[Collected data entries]
* * * * * * *

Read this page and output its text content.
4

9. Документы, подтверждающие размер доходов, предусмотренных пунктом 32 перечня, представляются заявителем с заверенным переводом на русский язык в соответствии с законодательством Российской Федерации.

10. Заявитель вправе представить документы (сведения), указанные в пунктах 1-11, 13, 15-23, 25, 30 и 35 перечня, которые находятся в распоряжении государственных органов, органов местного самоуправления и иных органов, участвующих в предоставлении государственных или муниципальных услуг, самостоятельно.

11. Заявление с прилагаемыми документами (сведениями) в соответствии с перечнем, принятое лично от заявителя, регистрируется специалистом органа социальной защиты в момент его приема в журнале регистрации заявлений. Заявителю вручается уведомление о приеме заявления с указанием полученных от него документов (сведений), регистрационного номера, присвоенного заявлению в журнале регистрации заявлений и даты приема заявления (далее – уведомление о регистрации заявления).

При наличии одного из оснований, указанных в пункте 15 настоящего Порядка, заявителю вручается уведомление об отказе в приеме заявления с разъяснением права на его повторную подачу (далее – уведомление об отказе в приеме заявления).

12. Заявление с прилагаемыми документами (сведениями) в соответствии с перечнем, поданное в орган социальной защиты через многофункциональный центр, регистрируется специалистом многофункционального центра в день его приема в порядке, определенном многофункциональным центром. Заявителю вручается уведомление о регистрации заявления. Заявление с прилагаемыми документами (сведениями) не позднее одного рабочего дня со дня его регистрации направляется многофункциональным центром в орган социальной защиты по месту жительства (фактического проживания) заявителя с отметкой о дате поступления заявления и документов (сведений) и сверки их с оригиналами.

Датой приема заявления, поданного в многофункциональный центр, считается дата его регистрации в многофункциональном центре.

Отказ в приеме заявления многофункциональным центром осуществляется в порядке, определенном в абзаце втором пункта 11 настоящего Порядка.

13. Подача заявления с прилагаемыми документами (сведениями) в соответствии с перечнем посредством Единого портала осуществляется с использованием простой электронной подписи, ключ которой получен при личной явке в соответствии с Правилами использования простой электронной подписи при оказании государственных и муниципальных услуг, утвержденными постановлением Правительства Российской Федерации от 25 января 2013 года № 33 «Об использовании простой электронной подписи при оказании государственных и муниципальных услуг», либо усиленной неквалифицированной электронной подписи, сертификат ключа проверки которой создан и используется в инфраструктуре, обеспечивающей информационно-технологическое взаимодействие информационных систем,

* * * * * * *

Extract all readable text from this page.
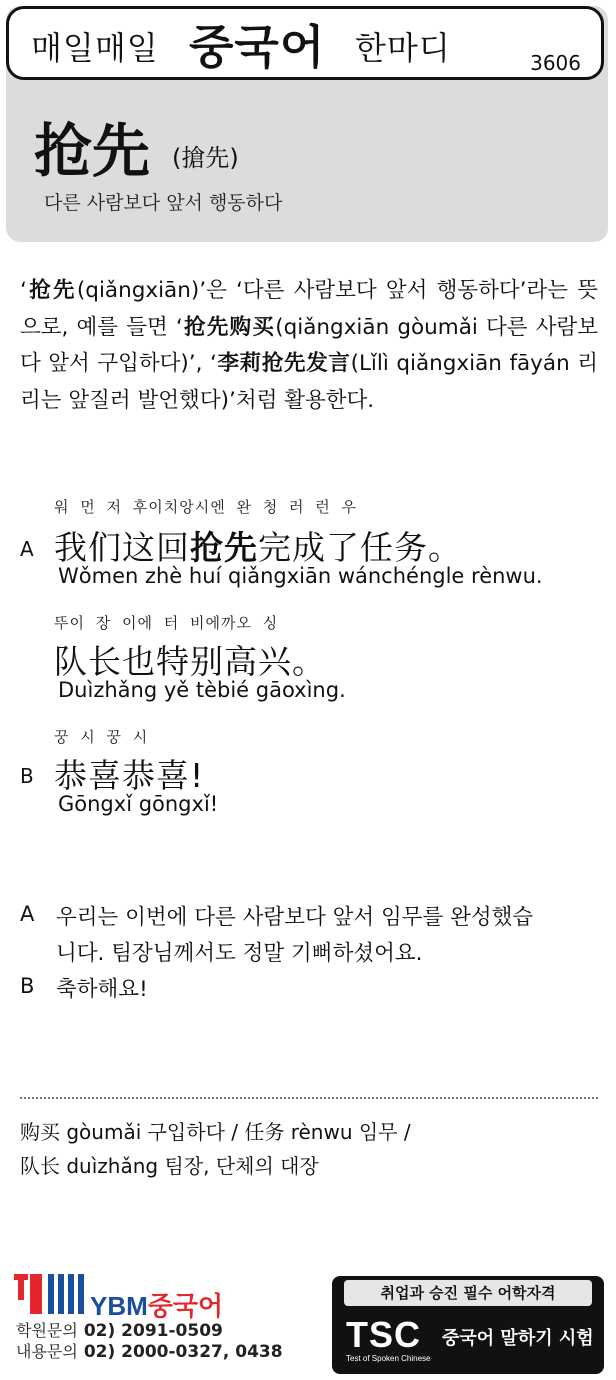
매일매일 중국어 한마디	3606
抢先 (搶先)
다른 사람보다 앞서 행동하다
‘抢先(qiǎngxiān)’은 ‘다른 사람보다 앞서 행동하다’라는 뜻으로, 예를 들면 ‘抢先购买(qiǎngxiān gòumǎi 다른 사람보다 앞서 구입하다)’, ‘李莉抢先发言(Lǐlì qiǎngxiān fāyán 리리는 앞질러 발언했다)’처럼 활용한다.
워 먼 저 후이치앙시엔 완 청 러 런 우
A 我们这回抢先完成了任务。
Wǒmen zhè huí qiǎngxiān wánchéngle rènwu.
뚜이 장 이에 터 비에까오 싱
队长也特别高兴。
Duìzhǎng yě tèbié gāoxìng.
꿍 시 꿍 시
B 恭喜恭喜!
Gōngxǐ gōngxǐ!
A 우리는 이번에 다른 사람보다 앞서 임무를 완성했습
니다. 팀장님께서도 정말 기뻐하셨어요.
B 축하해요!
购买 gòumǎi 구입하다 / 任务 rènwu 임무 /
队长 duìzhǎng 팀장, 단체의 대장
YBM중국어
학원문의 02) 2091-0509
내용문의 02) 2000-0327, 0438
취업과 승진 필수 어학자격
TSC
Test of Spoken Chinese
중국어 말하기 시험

* * * * * * *

Collect each line containing the string "далее".

11. Заявление с прилагаемыми документами (сведениями) в соответствии с перечнем, принятое лично от заявителя, регистрируется специалистом органа социальной защиты в момент его приема в журнале регистрации заявлений. Заявителю вручается уведомление о приеме заявления с указанием полученных от него документов (сведений), регистрационного номера, присвоенного заявлению в журнале регистрации заявлений и даты приема заявления (далее – уведомление о регистрации заявления).
При наличии одного из оснований, указанных в пункте 15 настоящего Порядка, заявителю вручается уведомление об отказе в приеме заявления с разъяснением права на его повторную подачу (далее – уведомление об отказе в приеме заявления).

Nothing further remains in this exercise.